Please render the lines of every item below as a numbered list, leaving out any blank lines.

Input.
..........

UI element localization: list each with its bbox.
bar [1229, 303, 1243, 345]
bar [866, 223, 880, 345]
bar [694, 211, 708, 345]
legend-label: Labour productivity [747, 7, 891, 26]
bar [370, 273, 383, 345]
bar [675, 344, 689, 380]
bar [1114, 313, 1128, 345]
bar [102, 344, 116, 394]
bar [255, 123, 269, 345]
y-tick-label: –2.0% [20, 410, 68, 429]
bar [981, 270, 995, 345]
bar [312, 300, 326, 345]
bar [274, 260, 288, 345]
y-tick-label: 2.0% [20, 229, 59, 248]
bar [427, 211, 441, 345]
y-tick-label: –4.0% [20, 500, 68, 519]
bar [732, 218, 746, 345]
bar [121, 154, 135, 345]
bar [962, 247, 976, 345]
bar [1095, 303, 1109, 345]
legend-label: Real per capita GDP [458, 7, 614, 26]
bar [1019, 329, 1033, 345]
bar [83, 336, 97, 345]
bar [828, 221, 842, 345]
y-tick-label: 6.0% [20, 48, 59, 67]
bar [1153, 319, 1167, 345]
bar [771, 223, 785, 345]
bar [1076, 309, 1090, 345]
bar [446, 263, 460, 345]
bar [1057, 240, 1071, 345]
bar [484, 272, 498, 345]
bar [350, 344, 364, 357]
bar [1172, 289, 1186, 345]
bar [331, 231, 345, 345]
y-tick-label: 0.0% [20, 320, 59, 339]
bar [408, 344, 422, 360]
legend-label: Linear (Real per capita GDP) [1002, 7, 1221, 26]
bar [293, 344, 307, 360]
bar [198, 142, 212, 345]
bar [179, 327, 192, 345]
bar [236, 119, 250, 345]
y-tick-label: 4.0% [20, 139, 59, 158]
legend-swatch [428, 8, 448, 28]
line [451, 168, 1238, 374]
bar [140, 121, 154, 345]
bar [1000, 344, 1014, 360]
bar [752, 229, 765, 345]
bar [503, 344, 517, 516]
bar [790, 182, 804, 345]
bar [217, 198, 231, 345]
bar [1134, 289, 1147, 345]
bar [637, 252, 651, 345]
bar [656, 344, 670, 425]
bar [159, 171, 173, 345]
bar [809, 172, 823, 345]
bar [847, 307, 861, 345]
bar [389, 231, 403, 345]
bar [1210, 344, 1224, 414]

..........

Answer to this problem.
1. UI element localization: list each with its bbox.
2. bar [1229, 303, 1243, 345]
3. bar [866, 223, 880, 345]
4. bar [694, 211, 708, 345]
5. legend-label: Labour productivity [747, 7, 891, 26]
6. bar [370, 273, 383, 345]
7. bar [675, 344, 689, 380]
8. bar [1114, 313, 1128, 345]
9. bar [102, 344, 116, 394]
10. bar [255, 123, 269, 345]
11. y-tick-label: –2.0% [20, 410, 68, 429]
12. bar [981, 270, 995, 345]
13. bar [312, 300, 326, 345]
14. bar [274, 260, 288, 345]
15. y-tick-label: 2.0% [20, 229, 59, 248]
16. bar [427, 211, 441, 345]
17. y-tick-label: –4.0% [20, 500, 68, 519]
18. bar [732, 218, 746, 345]
19. bar [121, 154, 135, 345]
20. bar [962, 247, 976, 345]
21. bar [1095, 303, 1109, 345]
22. legend-label: Real per capita GDP [458, 7, 614, 26]
23. bar [1019, 329, 1033, 345]
24. bar [83, 336, 97, 345]
25. bar [828, 221, 842, 345]
26. y-tick-label: 6.0% [20, 48, 59, 67]
27. bar [1153, 319, 1167, 345]
28. bar [771, 223, 785, 345]
29. bar [1076, 309, 1090, 345]
30. bar [446, 263, 460, 345]
31. bar [1057, 240, 1071, 345]
32. bar [484, 272, 498, 345]
33. bar [350, 344, 364, 357]
34. bar [1172, 289, 1186, 345]
35. bar [331, 231, 345, 345]
36. y-tick-label: 0.0% [20, 320, 59, 339]
37. bar [408, 344, 422, 360]
38. legend-label: Linear (Real per capita GDP) [1002, 7, 1221, 26]
39. bar [293, 344, 307, 360]
40. bar [198, 142, 212, 345]
41. bar [179, 327, 192, 345]
42. bar [236, 119, 250, 345]
43. y-tick-label: 4.0% [20, 139, 59, 158]
44. legend-swatch [428, 8, 448, 28]
45. line [451, 168, 1238, 374]
46. bar [140, 121, 154, 345]
47. bar [1000, 344, 1014, 360]
48. bar [752, 229, 765, 345]
49. bar [503, 344, 517, 516]
50. bar [790, 182, 804, 345]
51. bar [217, 198, 231, 345]
52. bar [1134, 289, 1147, 345]
53. bar [637, 252, 651, 345]
54. bar [656, 344, 670, 425]
55. bar [159, 171, 173, 345]
56. bar [809, 172, 823, 345]
57. bar [847, 307, 861, 345]
58. bar [389, 231, 403, 345]
59. bar [1210, 344, 1224, 414]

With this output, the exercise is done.